◆ **Set problem**: Work out how many lines have "this" in them. Give only that number.
— START OF Material provided —
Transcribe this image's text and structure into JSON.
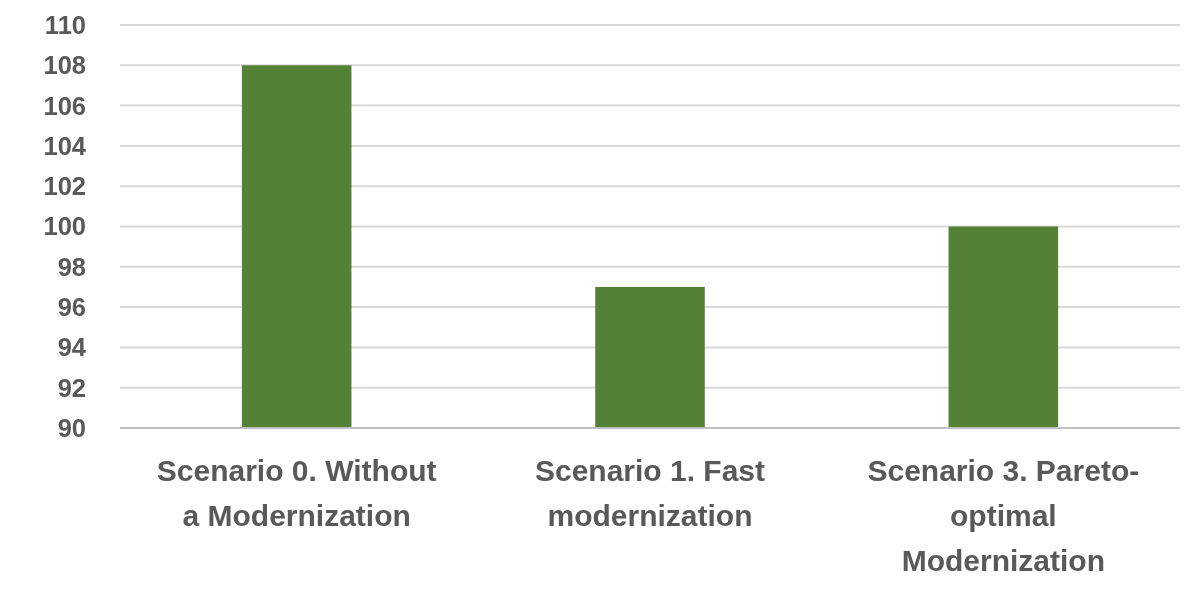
{
  "chart_data": {
    "type": "bar",
    "categories": [
      "Scenario 0. Without a Modernization",
      "Scenario 1. Fast modernization",
      "Scenario 3. Pareto-optimal Modernization"
    ],
    "values": [
      108,
      97,
      100
    ],
    "color": "#538135",
    "ylim": [
      90,
      110
    ],
    "yticks": [
      90,
      92,
      94,
      96,
      98,
      100,
      102,
      104,
      106,
      108,
      110
    ],
    "grid": "y"
  }
}
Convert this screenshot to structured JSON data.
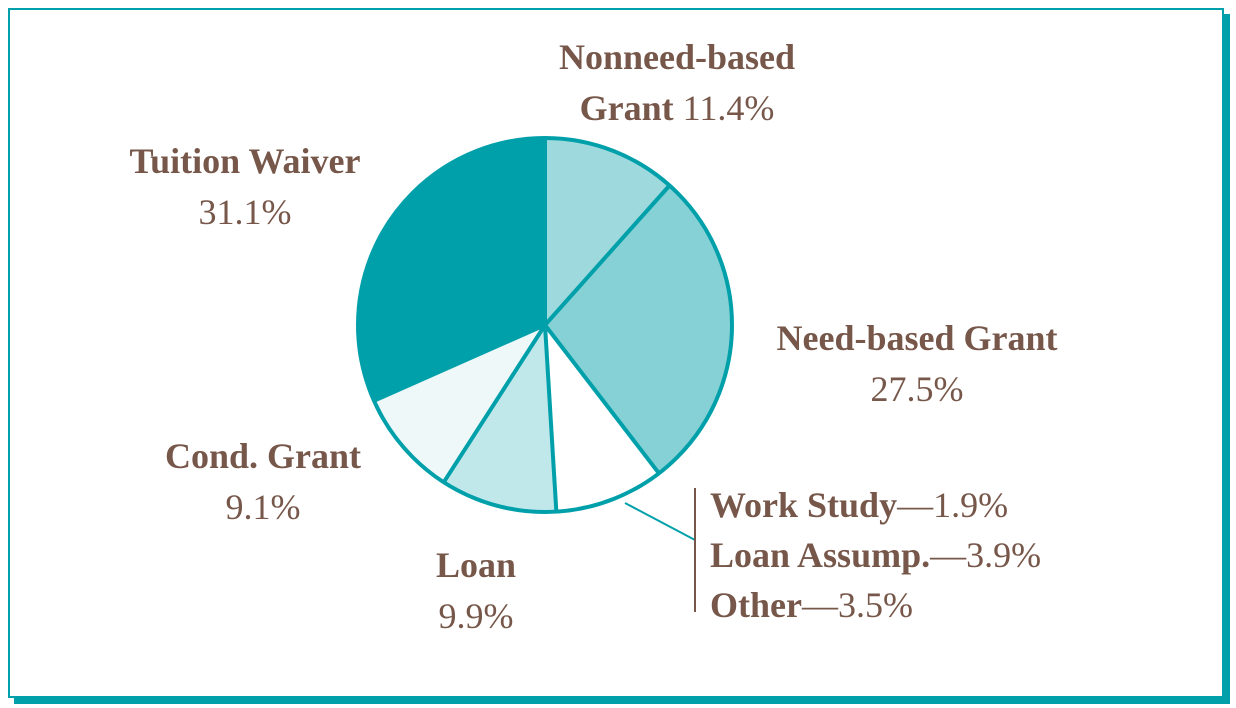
{
  "chart_data": {
    "type": "pie",
    "categories": [
      "Nonneed-based Grant",
      "Need-based Grant",
      "Work Study",
      "Loan Assump.",
      "Other",
      "Loan",
      "Cond. Grant",
      "Tuition Waiver"
    ],
    "values": [
      11.4,
      27.5,
      1.9,
      3.9,
      3.5,
      9.9,
      9.1,
      31.1
    ],
    "value_labels": [
      "11.4%",
      "27.5%",
      "1.9%",
      "3.9%",
      "3.5%",
      "9.9%",
      "9.1%",
      "31.1%"
    ],
    "colors": [
      "#9ed9dd",
      "#85d1d5",
      "#ffffff",
      "#ffffff",
      "#ffffff",
      "#c0e8ea",
      "#eef8f9",
      "#00a0aa"
    ]
  }
}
— END OF Material provided —
◆ **Worked solution**: 2